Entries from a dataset
====================
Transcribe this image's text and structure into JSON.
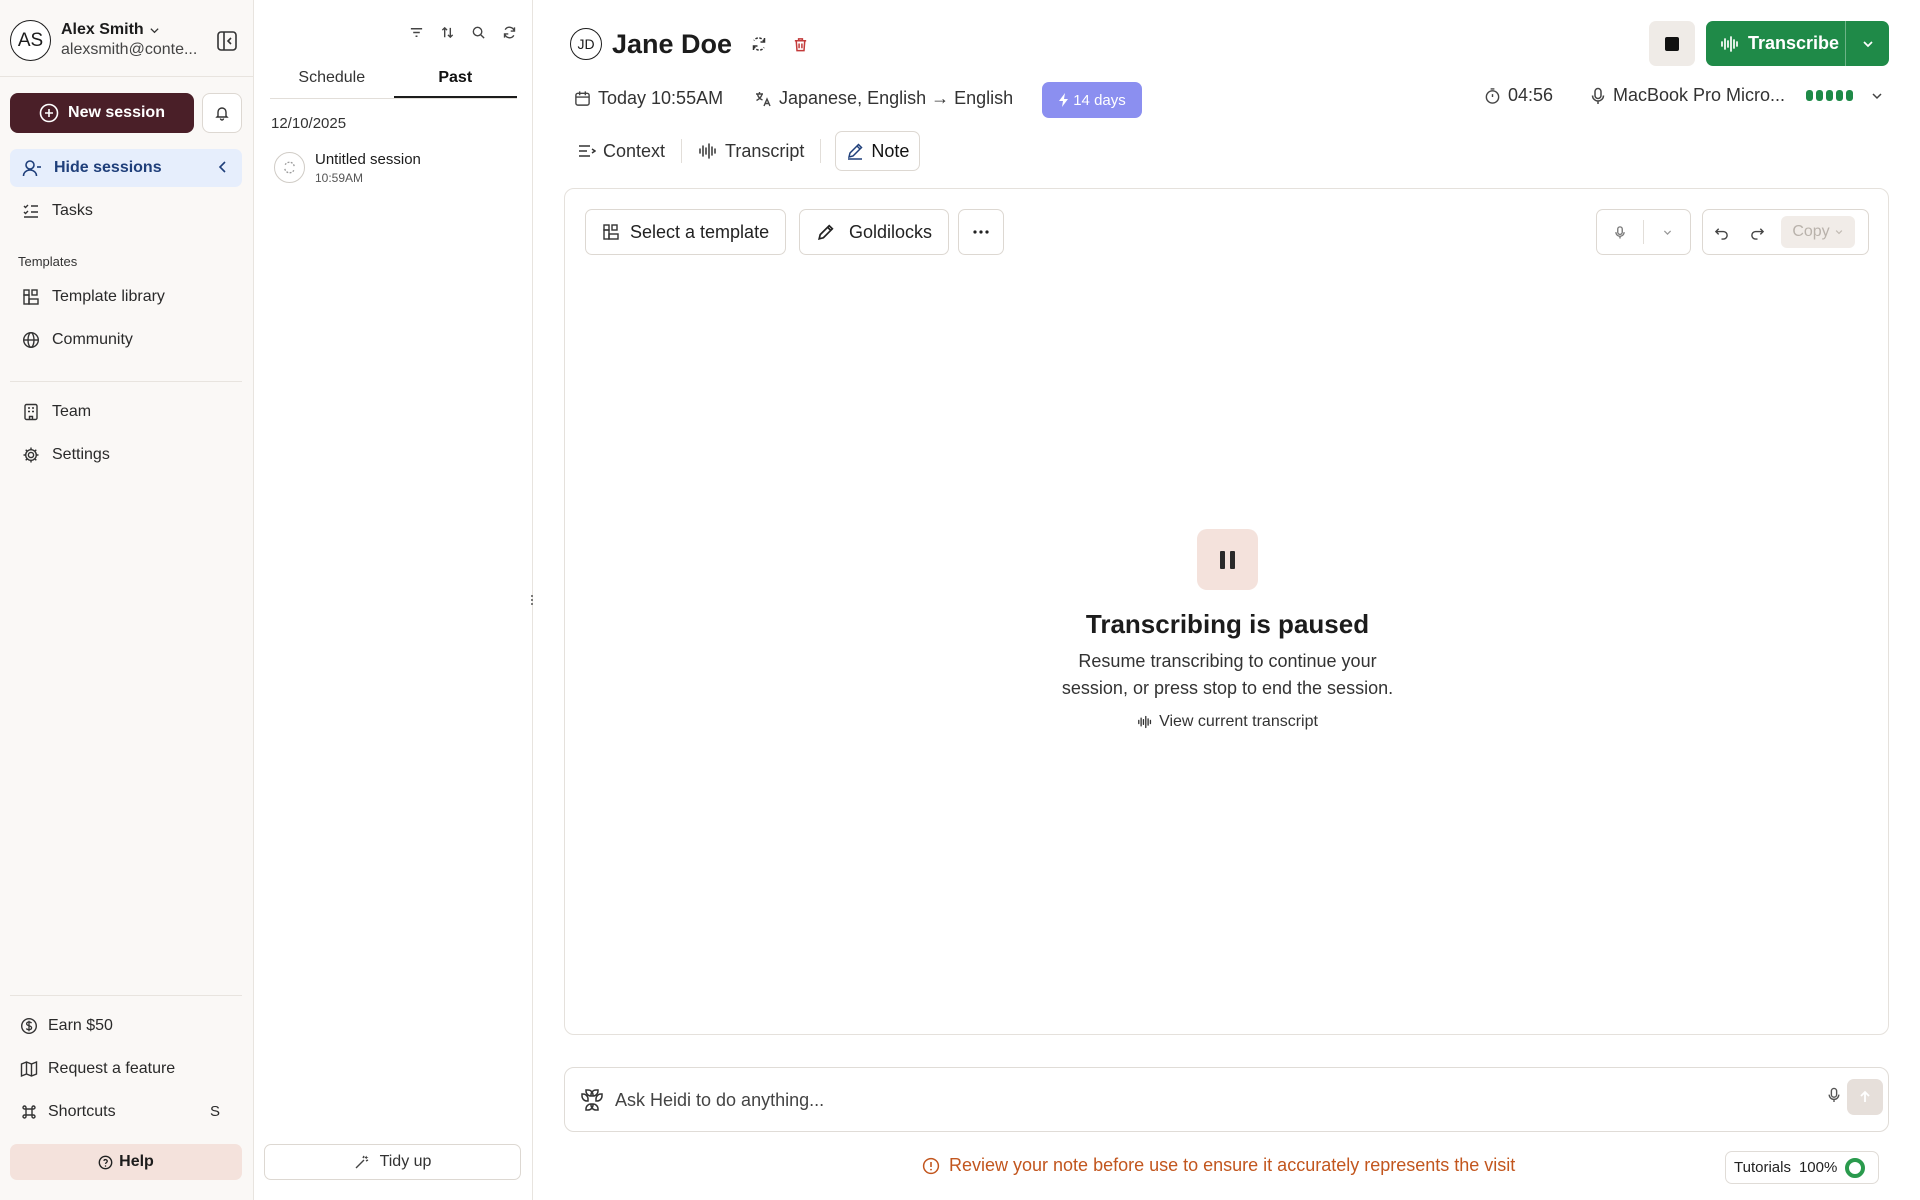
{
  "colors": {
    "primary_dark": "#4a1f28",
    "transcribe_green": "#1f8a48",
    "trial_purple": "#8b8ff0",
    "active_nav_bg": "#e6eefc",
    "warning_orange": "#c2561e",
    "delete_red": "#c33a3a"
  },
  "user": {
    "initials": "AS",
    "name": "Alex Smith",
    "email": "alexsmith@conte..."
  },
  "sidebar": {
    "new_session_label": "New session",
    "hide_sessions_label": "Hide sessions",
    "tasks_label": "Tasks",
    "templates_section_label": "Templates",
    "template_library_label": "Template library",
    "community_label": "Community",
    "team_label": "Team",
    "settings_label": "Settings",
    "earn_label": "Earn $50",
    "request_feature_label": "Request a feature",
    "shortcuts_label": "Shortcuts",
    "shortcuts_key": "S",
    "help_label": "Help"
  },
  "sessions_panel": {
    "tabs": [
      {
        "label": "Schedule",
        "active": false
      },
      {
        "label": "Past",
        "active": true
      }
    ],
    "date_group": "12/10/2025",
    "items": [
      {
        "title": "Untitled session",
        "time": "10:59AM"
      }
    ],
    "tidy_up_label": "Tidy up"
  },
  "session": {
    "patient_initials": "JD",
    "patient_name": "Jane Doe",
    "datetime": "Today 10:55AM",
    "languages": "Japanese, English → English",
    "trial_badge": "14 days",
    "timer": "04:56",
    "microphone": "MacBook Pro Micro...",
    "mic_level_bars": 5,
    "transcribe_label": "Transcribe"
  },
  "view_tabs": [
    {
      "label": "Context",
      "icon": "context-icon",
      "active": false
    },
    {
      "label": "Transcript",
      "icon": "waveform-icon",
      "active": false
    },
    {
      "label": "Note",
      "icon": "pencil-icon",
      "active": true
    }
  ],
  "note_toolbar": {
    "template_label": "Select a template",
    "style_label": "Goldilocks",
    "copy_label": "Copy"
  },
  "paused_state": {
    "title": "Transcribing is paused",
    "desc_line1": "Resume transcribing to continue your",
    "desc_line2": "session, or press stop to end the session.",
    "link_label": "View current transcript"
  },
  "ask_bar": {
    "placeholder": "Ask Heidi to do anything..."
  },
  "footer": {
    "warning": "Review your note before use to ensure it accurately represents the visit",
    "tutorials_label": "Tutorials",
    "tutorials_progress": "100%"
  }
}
====================
**AIM**
From the entries above, copy every line that holds the word "your".

**FULL SOLUTION**
    "desc_line1": "Resume transcribing to continue your",
    "warning": "Review your note before use to ensure it accurately represents the visit",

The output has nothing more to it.